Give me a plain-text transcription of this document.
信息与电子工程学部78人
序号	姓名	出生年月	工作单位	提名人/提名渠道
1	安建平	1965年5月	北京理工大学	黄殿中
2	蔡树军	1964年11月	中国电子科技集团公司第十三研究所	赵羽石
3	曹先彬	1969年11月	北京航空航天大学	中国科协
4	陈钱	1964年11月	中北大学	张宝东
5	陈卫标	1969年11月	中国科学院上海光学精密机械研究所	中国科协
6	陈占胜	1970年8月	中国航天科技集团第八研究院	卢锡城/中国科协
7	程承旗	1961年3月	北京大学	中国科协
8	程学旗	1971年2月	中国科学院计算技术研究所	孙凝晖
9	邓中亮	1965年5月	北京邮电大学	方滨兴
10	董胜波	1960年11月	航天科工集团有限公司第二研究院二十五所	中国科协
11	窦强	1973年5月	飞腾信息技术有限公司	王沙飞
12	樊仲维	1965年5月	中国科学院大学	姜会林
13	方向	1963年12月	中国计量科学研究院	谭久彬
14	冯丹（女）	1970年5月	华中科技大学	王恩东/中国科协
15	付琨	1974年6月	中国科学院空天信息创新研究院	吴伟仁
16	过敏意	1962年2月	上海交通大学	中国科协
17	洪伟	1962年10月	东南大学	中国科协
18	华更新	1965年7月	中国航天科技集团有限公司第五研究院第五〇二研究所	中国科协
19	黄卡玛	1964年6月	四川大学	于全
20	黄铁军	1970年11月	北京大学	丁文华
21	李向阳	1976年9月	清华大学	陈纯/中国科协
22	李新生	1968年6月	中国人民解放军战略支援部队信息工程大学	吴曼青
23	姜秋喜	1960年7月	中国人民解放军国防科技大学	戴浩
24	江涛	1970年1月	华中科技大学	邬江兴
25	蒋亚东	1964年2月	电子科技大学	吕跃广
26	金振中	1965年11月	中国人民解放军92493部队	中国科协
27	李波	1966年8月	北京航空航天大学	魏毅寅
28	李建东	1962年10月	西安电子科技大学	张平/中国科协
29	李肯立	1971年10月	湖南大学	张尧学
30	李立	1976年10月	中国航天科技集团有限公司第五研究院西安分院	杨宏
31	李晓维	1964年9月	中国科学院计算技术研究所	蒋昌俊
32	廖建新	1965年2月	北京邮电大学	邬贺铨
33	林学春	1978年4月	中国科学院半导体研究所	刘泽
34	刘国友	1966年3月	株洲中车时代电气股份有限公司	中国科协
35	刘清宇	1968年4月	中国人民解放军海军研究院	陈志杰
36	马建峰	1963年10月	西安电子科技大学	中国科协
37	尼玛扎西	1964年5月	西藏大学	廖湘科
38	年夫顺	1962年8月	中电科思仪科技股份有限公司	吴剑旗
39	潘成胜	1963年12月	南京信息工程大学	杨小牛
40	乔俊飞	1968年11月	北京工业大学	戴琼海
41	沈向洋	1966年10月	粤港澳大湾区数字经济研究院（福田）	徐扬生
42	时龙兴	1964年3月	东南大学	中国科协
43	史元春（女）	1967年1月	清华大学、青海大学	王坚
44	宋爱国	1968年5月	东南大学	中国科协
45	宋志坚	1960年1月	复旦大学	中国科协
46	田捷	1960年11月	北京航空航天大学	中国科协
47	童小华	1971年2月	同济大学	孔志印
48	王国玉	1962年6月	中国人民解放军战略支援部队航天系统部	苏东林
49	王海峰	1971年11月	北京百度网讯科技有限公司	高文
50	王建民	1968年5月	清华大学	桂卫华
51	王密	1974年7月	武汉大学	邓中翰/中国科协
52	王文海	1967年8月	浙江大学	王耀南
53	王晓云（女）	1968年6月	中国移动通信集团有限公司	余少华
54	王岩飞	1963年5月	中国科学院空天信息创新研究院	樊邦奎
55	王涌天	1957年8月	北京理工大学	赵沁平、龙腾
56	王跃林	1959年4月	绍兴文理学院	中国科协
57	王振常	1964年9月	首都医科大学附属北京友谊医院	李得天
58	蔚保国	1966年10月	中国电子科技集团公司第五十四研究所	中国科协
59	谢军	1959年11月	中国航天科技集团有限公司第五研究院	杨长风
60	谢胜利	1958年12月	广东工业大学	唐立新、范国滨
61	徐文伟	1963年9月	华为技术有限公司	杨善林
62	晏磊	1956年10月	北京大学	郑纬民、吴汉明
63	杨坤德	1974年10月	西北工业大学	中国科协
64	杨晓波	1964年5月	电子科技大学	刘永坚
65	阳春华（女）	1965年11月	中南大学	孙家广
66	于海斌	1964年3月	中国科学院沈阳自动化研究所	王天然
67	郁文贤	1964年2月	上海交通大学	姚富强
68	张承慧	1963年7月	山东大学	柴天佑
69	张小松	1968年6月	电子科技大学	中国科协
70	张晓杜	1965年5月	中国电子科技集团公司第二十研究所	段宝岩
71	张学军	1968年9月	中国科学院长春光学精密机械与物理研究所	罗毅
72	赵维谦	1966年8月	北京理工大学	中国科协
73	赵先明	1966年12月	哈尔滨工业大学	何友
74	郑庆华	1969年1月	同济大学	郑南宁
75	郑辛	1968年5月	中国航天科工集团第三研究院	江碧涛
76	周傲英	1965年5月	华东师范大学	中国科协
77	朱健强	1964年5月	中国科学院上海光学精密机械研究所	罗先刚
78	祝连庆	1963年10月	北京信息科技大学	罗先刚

▶ _What you have to do_
Restate every entry word for word.

▶ _Answer to the task_
Give me a plain-text transcription of this document.
信息与电子工程学部78人
序号	姓名	出生年月	工作单位	提名人/提名渠道
1	安建平	1965年5月	北京理工大学	黄殿中
2	蔡树军	1964年11月	中国电子科技集团公司第十三研究所	赵羽石
3	曹先彬	1969年11月	北京航空航天大学	中国科协
4	陈钱	1964年11月	中北大学	张宝东
5	陈卫标	1969年11月	中国科学院上海光学精密机械研究所	中国科协
6	陈占胜	1970年8月	中国航天科技集团第八研究院	卢锡城/中国科协
7	程承旗	1961年3月	北京大学	中国科协
8	程学旗	1971年2月	中国科学院计算技术研究所	孙凝晖
9	邓中亮	1965年5月	北京邮电大学	方滨兴
10	董胜波	1960年11月	航天科工集团有限公司第二研究院二十五所	中国科协
11	窦强	1973年5月	飞腾信息技术有限公司	王沙飞
12	樊仲维	1965年5月	中国科学院大学	姜会林
13	方向	1963年12月	中国计量科学研究院	谭久彬
14	冯丹（女）	1970年5月	华中科技大学	王恩东/中国科协
15	付琨	1974年6月	中国科学院空天信息创新研究院	吴伟仁
16	过敏意	1962年2月	上海交通大学	中国科协
17	洪伟	1962年10月	东南大学	中国科协
18	华更新	1965年7月	中国航天科技集团有限公司第五研究院第五〇二研究所	中国科协
19	黄卡玛	1964年6月	四川大学	于全
20	黄铁军	1970年11月	北京大学	丁文华
21	李向阳	1976年9月	清华大学	陈纯/中国科协
22	李新生	1968年6月	中国人民解放军战略支援部队信息工程大学	吴曼青
23	姜秋喜	1960年7月	中国人民解放军国防科技大学	戴浩
24	江涛	1970年1月	华中科技大学	邬江兴
25	蒋亚东	1964年2月	电子科技大学	吕跃广
26	金振中	1965年11月	中国人民解放军92493部队	中国科协
27	李波	1966年8月	北京航空航天大学	魏毅寅
28	李建东	1962年10月	西安电子科技大学	张平/中国科协
29	李肯立	1971年10月	湖南大学	张尧学
30	李立	1976年10月	中国航天科技集团有限公司第五研究院西安分院	杨宏
31	李晓维	1964年9月	中国科学院计算技术研究所	蒋昌俊
32	廖建新	1965年2月	北京邮电大学	邬贺铨
33	林学春	1978年4月	中国科学院半导体研究所	刘泽
34	刘国友	1966年3月	株洲中车时代电气股份有限公司	中国科协
35	刘清宇	1968年4月	中国人民解放军海军研究院	陈志杰
36	马建峰	1963年10月	西安电子科技大学	中国科协
37	尼玛扎西	1964年5月	西藏大学	廖湘科
38	年夫顺	1962年8月	中电科思仪科技股份有限公司	吴剑旗
39	潘成胜	1963年12月	南京信息工程大学	杨小牛
40	乔俊飞	1968年11月	北京工业大学	戴琼海
41	沈向洋	1966年10月	粤港澳大湾区数字经济研究院（福田）	徐扬生
42	时龙兴	1964年3月	东南大学	中国科协
43	史元春（女）	1967年1月	清华大学、青海大学	王坚
44	宋爱国	1968年5月	东南大学	中国科协
45	宋志坚	1960年1月	复旦大学	中国科协
46	田捷	1960年11月	北京航空航天大学	中国科协
47	童小华	1971年2月	同济大学	孔志印
48	王国玉	1962年6月	中国人民解放军战略支援部队航天系统部	苏东林
49	王海峰	1971年11月	北京百度网讯科技有限公司	高文
50	王建民	1968年5月	清华大学	桂卫华
51	王密	1974年7月	武汉大学	邓中翰/中国科协
52	王文海	1967年8月	浙江大学	王耀南
53	王晓云（女）	1968年6月	中国移动通信集团有限公司	余少华
54	王岩飞	1963年5月	中国科学院空天信息创新研究院	樊邦奎
55	王涌天	1957年8月	北京理工大学	赵沁平、龙腾
56	王跃林	1959年4月	绍兴文理学院	中国科协
57	王振常	1964年9月	首都医科大学附属北京友谊医院	李得天
58	蔚保国	1966年10月	中国电子科技集团公司第五十四研究所	中国科协
59	谢军	1959年11月	中国航天科技集团有限公司第五研究院	杨长风
60	谢胜利	1958年12月	广东工业大学	唐立新、范国滨
61	徐文伟	1963年9月	华为技术有限公司	杨善林
62	晏磊	1956年10月	北京大学	郑纬民、吴汉明
63	杨坤德	1974年10月	西北工业大学	中国科协
64	杨晓波	1964年5月	电子科技大学	刘永坚
65	阳春华（女）	1965年11月	中南大学	孙家广
66	于海斌	1964年3月	中国科学院沈阳自动化研究所	王天然
67	郁文贤	1964年2月	上海交通大学	姚富强
68	张承慧	1963年7月	山东大学	柴天佑
69	张小松	1968年6月	电子科技大学	中国科协
70	张晓杜	1965年5月	中国电子科技集团公司第二十研究所	段宝岩
71	张学军	1968年9月	中国科学院长春光学精密机械与物理研究所	罗毅
72	赵维谦	1966年8月	北京理工大学	中国科协
73	赵先明	1966年12月	哈尔滨工业大学	何友
74	郑庆华	1969年1月	同济大学	郑南宁
75	郑辛	1968年5月	中国航天科工集团第三研究院	江碧涛
76	周傲英	1965年5月	华东师范大学	中国科协
77	朱健强	1964年5月	中国科学院上海光学精密机械研究所	罗先刚
78	祝连庆	1963年10月	北京信息科技大学	罗先刚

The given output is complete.